Source records:
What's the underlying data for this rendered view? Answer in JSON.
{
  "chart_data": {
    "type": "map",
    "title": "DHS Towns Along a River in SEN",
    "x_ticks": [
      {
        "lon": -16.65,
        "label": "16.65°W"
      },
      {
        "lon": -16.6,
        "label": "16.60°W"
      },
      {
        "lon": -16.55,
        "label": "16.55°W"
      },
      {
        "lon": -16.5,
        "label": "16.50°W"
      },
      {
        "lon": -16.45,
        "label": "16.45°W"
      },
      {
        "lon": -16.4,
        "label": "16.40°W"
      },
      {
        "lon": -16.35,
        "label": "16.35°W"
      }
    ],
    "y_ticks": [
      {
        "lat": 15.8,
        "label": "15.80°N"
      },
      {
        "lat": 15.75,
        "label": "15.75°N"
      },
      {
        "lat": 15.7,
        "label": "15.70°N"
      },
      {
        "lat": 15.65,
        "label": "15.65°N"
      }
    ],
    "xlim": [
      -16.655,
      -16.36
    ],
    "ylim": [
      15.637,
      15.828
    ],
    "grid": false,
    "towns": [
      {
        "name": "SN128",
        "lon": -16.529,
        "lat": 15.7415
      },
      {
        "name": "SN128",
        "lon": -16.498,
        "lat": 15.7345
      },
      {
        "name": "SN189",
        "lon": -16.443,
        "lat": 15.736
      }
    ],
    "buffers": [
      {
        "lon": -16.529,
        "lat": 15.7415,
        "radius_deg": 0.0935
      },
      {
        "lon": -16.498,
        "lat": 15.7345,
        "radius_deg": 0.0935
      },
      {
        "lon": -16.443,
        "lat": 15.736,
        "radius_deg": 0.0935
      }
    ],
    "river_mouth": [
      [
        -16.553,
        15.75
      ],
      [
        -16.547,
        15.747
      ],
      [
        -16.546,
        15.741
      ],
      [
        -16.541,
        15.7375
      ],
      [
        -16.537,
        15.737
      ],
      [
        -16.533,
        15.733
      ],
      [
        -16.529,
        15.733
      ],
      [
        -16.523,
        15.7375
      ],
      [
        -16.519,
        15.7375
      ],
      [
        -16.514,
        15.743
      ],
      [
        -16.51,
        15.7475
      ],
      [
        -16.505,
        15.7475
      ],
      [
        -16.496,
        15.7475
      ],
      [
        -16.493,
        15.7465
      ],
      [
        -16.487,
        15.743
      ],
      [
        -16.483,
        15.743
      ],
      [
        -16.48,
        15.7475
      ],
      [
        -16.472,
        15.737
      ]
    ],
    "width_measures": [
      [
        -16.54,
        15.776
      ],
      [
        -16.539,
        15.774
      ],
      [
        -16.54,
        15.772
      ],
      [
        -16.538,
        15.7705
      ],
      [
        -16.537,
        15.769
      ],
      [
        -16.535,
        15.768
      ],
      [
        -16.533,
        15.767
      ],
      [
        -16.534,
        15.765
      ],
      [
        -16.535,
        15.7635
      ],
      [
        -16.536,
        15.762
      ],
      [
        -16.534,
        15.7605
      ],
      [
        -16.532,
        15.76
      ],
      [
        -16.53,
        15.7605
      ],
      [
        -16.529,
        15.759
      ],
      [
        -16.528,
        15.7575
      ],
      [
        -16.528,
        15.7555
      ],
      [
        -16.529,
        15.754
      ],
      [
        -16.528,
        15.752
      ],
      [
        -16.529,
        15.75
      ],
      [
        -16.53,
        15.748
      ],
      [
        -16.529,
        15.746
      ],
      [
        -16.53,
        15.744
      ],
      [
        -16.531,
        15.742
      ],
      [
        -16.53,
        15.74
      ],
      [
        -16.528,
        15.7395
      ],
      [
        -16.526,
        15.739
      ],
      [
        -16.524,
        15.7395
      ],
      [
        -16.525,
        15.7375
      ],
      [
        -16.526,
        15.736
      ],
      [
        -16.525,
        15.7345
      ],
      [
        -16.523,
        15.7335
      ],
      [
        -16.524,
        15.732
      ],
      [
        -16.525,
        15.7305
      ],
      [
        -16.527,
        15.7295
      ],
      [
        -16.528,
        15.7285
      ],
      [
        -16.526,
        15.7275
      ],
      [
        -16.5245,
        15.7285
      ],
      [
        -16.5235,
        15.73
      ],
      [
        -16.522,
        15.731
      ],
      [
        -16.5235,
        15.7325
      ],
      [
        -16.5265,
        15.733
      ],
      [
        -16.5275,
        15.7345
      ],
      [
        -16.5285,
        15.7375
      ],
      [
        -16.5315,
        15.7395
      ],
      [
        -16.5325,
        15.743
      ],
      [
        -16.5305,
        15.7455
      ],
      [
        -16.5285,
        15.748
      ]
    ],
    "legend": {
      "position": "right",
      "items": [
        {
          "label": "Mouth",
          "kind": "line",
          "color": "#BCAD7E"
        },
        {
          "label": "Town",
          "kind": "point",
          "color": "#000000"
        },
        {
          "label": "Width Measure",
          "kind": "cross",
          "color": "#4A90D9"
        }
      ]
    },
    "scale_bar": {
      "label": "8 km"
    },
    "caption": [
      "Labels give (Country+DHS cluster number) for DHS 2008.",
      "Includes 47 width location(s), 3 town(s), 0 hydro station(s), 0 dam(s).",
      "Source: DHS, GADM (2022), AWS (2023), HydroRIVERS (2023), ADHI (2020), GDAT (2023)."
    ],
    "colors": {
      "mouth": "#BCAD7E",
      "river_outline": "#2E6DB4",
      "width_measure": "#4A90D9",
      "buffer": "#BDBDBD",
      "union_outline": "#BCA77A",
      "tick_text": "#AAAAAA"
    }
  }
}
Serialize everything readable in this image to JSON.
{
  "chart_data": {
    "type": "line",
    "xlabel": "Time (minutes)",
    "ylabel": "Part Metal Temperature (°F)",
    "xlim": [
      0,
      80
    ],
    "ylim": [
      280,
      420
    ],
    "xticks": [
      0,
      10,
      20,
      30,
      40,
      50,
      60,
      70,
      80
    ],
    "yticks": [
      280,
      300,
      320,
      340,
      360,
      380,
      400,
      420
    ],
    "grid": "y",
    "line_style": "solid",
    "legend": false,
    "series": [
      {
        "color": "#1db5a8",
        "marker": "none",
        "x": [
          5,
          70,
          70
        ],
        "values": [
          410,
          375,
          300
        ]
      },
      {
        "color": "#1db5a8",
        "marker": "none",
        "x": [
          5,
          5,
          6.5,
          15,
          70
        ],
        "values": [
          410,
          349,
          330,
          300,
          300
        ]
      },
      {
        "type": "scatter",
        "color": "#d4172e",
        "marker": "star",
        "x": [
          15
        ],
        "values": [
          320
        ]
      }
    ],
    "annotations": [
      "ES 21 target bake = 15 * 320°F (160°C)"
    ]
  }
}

§ **DIRECTIONS FOR THIS TASK**
Write every entry out again exactly.

§ **RESPONSE BELOW**
What's the underlying data for this rendered view? Answer in JSON.
{
  "chart_data": {
    "type": "map",
    "title": "DHS Towns Along a River in SEN",
    "x_ticks": [
      {
        "lon": -16.65,
        "label": "16.65°W"
      },
      {
        "lon": -16.6,
        "label": "16.60°W"
      },
      {
        "lon": -16.55,
        "label": "16.55°W"
      },
      {
        "lon": -16.5,
        "label": "16.50°W"
      },
      {
        "lon": -16.45,
        "label": "16.45°W"
      },
      {
        "lon": -16.4,
        "label": "16.40°W"
      },
      {
        "lon": -16.35,
        "label": "16.35°W"
      }
    ],
    "y_ticks": [
      {
        "lat": 15.8,
        "label": "15.80°N"
      },
      {
        "lat": 15.75,
        "label": "15.75°N"
      },
      {
        "lat": 15.7,
        "label": "15.70°N"
      },
      {
        "lat": 15.65,
        "label": "15.65°N"
      }
    ],
    "xlim": [
      -16.655,
      -16.36
    ],
    "ylim": [
      15.637,
      15.828
    ],
    "grid": false,
    "towns": [
      {
        "name": "SN128",
        "lon": -16.529,
        "lat": 15.7415
      },
      {
        "name": "SN128",
        "lon": -16.498,
        "lat": 15.7345
      },
      {
        "name": "SN189",
        "lon": -16.443,
        "lat": 15.736
      }
    ],
    "buffers": [
      {
        "lon": -16.529,
        "lat": 15.7415,
        "radius_deg": 0.0935
      },
      {
        "lon": -16.498,
        "lat": 15.7345,
        "radius_deg": 0.0935
      },
      {
        "lon": -16.443,
        "lat": 15.736,
        "radius_deg": 0.0935
      }
    ],
    "river_mouth": [
      [
        -16.553,
        15.75
      ],
      [
        -16.547,
        15.747
      ],
      [
        -16.546,
        15.741
      ],
      [
        -16.541,
        15.7375
      ],
      [
        -16.537,
        15.737
      ],
      [
        -16.533,
        15.733
      ],
      [
        -16.529,
        15.733
      ],
      [
        -16.523,
        15.7375
      ],
      [
        -16.519,
        15.7375
      ],
      [
        -16.514,
        15.743
      ],
      [
        -16.51,
        15.7475
      ],
      [
        -16.505,
        15.7475
      ],
      [
        -16.496,
        15.7475
      ],
      [
        -16.493,
        15.7465
      ],
      [
        -16.487,
        15.743
      ],
      [
        -16.483,
        15.743
      ],
      [
        -16.48,
        15.7475
      ],
      [
        -16.472,
        15.737
      ]
    ],
    "width_measures": [
      [
        -16.54,
        15.776
      ],
      [
        -16.539,
        15.774
      ],
      [
        -16.54,
        15.772
      ],
      [
        -16.538,
        15.7705
      ],
      [
        -16.537,
        15.769
      ],
      [
        -16.535,
        15.768
      ],
      [
        -16.533,
        15.767
      ],
      [
        -16.534,
        15.765
      ],
      [
        -16.535,
        15.7635
      ],
      [
        -16.536,
        15.762
      ],
      [
        -16.534,
        15.7605
      ],
      [
        -16.532,
        15.76
      ],
      [
        -16.53,
        15.7605
      ],
      [
        -16.529,
        15.759
      ],
      [
        -16.528,
        15.7575
      ],
      [
        -16.528,
        15.7555
      ],
      [
        -16.529,
        15.754
      ],
      [
        -16.528,
        15.752
      ],
      [
        -16.529,
        15.75
      ],
      [
        -16.53,
        15.748
      ],
      [
        -16.529,
        15.746
      ],
      [
        -16.53,
        15.744
      ],
      [
        -16.531,
        15.742
      ],
      [
        -16.53,
        15.74
      ],
      [
        -16.528,
        15.7395
      ],
      [
        -16.526,
        15.739
      ],
      [
        -16.524,
        15.7395
      ],
      [
        -16.525,
        15.7375
      ],
      [
        -16.526,
        15.736
      ],
      [
        -16.525,
        15.7345
      ],
      [
        -16.523,
        15.7335
      ],
      [
        -16.524,
        15.732
      ],
      [
        -16.525,
        15.7305
      ],
      [
        -16.527,
        15.7295
      ],
      [
        -16.528,
        15.7285
      ],
      [
        -16.526,
        15.7275
      ],
      [
        -16.5245,
        15.7285
      ],
      [
        -16.5235,
        15.73
      ],
      [
        -16.522,
        15.731
      ],
      [
        -16.5235,
        15.7325
      ],
      [
        -16.5265,
        15.733
      ],
      [
        -16.5275,
        15.7345
      ],
      [
        -16.5285,
        15.7375
      ],
      [
        -16.5315,
        15.7395
      ],
      [
        -16.5325,
        15.743
      ],
      [
        -16.5305,
        15.7455
      ],
      [
        -16.5285,
        15.748
      ]
    ],
    "legend": {
      "position": "right",
      "items": [
        {
          "label": "Mouth",
          "kind": "line",
          "color": "#BCAD7E"
        },
        {
          "label": "Town",
          "kind": "point",
          "color": "#000000"
        },
        {
          "label": "Width Measure",
          "kind": "cross",
          "color": "#4A90D9"
        }
      ]
    },
    "scale_bar": {
      "label": "8 km"
    },
    "caption": [
      "Labels give (Country+DHS cluster number) for DHS 2008.",
      "Includes 47 width location(s), 3 town(s), 0 hydro station(s), 0 dam(s).",
      "Source: DHS, GADM (2022), AWS (2023), HydroRIVERS (2023), ADHI (2020), GDAT (2023)."
    ],
    "colors": {
      "mouth": "#BCAD7E",
      "river_outline": "#2E6DB4",
      "width_measure": "#4A90D9",
      "buffer": "#BDBDBD",
      "union_outline": "#BCA77A",
      "tick_text": "#AAAAAA"
    }
  }
}
Serialize everything readable in this image to JSON.
{
  "chart_data": {
    "type": "line",
    "xlabel": "Time (minutes)",
    "ylabel": "Part Metal Temperature (°F)",
    "xlim": [
      0,
      80
    ],
    "ylim": [
      280,
      420
    ],
    "xticks": [
      0,
      10,
      20,
      30,
      40,
      50,
      60,
      70,
      80
    ],
    "yticks": [
      280,
      300,
      320,
      340,
      360,
      380,
      400,
      420
    ],
    "grid": "y",
    "line_style": "solid",
    "legend": false,
    "series": [
      {
        "color": "#1db5a8",
        "marker": "none",
        "x": [
          5,
          70,
          70
        ],
        "values": [
          410,
          375,
          300
        ]
      },
      {
        "color": "#1db5a8",
        "marker": "none",
        "x": [
          5,
          5,
          6.5,
          15,
          70
        ],
        "values": [
          410,
          349,
          330,
          300,
          300
        ]
      },
      {
        "type": "scatter",
        "color": "#d4172e",
        "marker": "star",
        "x": [
          15
        ],
        "values": [
          320
        ]
      }
    ],
    "annotations": [
      "ES 21 target bake = 15 * 320°F (160°C)"
    ]
  }
}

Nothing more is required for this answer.